EXERCISE DETAILS
Return the number of lines in which the word "dosing" appears; add nothing else.

=== PROVIDED RECORDS ===

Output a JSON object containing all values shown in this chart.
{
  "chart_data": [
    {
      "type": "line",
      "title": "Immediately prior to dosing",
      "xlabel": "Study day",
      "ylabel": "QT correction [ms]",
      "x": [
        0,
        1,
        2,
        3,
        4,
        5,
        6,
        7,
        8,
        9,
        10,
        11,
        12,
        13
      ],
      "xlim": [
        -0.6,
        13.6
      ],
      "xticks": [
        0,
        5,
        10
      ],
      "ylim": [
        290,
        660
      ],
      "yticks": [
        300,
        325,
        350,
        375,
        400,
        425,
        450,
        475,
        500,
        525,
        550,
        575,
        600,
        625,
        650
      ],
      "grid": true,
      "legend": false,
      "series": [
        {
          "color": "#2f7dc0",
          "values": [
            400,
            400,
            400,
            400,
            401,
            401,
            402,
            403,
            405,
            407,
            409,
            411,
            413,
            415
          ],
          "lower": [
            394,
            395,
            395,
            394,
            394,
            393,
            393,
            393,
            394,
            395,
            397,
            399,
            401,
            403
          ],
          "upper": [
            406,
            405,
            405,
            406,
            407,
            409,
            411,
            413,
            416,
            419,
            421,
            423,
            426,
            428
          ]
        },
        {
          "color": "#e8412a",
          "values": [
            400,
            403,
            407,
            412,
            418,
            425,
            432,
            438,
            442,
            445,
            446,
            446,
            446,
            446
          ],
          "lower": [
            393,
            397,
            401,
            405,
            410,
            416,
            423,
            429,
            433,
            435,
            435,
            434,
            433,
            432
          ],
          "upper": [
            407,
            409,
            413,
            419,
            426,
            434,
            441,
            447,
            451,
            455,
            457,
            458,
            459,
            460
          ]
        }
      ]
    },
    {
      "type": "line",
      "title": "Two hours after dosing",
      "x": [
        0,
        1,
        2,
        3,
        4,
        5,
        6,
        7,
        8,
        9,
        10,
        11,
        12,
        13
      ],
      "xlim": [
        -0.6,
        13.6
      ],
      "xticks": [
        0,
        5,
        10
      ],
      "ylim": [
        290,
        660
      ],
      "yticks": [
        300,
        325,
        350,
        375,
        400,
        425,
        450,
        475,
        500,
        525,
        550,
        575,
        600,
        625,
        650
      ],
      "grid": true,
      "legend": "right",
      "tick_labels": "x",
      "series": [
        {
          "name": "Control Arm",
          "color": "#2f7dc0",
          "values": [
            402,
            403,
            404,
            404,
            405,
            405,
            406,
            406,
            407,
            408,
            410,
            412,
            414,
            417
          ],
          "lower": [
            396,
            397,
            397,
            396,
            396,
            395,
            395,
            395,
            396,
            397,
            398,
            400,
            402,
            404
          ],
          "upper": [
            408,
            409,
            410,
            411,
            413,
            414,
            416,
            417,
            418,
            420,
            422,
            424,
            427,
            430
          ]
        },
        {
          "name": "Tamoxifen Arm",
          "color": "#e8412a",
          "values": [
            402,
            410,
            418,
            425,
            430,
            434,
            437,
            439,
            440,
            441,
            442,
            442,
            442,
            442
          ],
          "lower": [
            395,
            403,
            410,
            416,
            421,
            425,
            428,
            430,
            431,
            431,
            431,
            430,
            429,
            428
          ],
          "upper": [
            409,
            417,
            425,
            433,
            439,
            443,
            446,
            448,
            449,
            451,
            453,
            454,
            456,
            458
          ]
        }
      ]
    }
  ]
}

===

RESULT BELOW
2